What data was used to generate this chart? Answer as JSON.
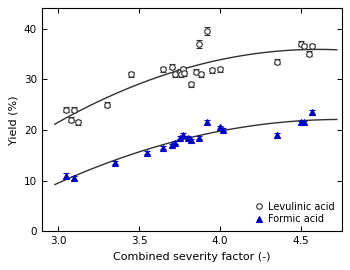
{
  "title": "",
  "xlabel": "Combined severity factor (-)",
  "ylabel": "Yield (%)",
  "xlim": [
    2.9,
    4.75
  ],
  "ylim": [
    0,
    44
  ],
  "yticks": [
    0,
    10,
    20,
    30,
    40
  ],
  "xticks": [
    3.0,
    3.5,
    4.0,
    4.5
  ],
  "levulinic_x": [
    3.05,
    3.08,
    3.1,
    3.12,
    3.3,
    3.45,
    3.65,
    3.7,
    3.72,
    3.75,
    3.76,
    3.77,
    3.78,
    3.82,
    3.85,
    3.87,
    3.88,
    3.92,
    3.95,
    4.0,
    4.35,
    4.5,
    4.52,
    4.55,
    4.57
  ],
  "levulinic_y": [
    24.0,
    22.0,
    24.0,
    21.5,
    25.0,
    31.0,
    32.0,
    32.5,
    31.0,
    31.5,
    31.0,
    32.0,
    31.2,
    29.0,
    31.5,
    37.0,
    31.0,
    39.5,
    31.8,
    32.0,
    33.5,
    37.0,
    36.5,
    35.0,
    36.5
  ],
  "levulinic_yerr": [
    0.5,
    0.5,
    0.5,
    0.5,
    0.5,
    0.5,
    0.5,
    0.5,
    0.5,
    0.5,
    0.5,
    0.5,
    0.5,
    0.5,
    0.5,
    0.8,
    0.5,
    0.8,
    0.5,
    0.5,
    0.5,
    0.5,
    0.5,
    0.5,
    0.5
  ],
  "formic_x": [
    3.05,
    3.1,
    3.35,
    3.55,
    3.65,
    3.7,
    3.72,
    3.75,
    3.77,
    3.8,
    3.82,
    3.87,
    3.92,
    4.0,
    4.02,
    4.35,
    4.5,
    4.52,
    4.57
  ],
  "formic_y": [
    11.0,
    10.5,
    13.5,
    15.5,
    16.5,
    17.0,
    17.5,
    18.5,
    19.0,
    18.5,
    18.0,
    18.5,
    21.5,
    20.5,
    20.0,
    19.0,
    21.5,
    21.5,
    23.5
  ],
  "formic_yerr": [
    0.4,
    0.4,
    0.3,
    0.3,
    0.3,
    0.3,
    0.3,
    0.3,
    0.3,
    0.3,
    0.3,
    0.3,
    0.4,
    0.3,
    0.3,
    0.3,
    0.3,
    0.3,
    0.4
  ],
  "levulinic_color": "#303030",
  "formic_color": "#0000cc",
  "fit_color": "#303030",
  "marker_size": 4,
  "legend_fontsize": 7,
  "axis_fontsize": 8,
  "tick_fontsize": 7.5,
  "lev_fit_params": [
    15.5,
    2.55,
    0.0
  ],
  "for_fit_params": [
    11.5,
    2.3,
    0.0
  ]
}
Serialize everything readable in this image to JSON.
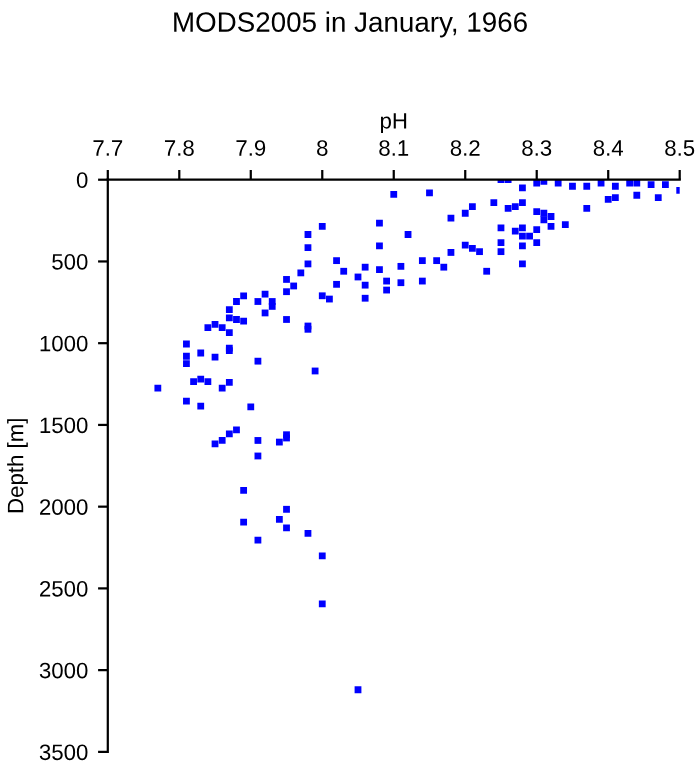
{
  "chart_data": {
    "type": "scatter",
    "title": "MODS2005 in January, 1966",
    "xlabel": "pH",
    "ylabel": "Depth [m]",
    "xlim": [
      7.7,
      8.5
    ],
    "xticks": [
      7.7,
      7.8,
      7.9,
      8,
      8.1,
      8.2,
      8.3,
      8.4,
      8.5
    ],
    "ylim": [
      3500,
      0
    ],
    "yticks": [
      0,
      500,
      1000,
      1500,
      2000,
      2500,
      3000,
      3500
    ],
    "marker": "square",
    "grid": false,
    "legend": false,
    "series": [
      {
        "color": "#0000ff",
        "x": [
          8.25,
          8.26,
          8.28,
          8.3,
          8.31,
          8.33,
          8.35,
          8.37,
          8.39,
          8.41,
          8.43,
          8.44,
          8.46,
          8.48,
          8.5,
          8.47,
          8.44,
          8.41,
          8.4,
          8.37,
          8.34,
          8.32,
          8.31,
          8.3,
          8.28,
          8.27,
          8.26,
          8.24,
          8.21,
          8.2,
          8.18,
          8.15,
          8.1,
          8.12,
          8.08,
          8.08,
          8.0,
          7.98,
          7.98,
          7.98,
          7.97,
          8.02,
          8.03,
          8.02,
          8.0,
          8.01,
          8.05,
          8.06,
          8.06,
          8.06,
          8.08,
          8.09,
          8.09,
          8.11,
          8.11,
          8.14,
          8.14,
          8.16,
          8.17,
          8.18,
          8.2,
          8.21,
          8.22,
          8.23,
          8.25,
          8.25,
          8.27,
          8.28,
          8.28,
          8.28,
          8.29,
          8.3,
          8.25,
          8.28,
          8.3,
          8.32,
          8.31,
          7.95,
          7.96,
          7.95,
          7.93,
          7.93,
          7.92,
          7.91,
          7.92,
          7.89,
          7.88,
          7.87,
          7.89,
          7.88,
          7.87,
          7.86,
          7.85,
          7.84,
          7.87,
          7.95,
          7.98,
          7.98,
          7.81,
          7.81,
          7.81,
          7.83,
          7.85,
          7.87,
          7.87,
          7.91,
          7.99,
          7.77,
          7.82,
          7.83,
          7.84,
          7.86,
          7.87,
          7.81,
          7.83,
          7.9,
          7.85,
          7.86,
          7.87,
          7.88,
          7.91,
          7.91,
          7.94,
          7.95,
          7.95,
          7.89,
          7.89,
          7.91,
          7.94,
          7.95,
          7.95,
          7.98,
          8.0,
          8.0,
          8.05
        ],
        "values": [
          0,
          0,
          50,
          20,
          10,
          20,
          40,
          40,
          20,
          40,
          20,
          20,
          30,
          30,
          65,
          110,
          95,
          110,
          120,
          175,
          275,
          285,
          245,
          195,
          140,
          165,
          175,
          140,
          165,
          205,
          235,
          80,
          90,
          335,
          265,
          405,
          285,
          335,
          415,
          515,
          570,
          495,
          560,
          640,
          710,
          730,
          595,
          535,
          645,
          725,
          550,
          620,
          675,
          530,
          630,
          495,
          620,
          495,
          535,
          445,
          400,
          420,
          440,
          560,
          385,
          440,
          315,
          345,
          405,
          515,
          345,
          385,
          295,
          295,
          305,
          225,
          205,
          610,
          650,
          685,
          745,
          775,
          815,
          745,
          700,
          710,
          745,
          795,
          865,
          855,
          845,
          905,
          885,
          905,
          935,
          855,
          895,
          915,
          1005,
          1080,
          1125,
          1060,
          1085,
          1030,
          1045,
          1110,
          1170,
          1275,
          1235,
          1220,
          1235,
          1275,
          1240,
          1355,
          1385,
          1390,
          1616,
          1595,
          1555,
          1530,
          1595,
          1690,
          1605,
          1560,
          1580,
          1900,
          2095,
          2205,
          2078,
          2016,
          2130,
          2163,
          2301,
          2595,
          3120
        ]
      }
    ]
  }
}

· · · · · · ·

What you should do: Return, from the data, each line that has the word "xlabel" in it.

Written solution:
  "xlabel": "Combined severity factor (-)",
    "xlabel": "pH",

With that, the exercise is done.